§ **Exercise aim**
How many lines in the records below contain the word "this"? Give only the number.

§ **The records**
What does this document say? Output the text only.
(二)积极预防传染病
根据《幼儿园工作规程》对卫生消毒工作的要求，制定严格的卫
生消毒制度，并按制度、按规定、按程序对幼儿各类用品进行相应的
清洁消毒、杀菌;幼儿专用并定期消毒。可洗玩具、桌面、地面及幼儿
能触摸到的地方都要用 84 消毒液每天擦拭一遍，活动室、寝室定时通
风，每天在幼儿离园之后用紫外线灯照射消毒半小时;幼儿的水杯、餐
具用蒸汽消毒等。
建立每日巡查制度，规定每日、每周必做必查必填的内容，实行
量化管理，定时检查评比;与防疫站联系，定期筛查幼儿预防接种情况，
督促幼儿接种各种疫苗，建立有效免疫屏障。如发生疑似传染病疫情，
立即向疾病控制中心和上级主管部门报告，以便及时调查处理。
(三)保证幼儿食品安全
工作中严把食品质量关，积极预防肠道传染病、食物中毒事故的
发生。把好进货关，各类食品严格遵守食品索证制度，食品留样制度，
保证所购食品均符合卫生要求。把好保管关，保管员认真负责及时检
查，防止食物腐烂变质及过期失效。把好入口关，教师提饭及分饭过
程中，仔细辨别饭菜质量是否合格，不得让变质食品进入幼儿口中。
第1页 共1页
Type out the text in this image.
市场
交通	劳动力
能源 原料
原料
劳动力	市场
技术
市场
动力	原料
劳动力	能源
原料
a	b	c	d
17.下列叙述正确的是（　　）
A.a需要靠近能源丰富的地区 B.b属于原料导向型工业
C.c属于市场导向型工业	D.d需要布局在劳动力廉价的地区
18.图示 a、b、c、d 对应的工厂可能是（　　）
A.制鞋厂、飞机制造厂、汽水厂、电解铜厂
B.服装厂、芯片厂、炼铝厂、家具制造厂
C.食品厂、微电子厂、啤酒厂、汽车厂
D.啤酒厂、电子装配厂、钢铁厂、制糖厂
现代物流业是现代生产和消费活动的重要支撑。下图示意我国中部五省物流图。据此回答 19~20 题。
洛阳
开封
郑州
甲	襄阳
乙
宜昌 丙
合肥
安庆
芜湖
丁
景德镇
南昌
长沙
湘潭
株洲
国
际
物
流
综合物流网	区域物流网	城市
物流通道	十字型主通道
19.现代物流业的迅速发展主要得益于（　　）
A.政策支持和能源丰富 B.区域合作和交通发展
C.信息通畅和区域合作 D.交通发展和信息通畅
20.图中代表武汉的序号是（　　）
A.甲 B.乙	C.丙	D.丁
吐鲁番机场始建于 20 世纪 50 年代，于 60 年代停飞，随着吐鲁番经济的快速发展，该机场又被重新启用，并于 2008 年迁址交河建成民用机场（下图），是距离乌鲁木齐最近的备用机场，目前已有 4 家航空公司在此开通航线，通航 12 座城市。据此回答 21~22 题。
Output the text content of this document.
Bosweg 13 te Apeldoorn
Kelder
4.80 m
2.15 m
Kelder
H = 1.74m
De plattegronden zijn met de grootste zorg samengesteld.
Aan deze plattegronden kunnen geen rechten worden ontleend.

§ **Solution**
3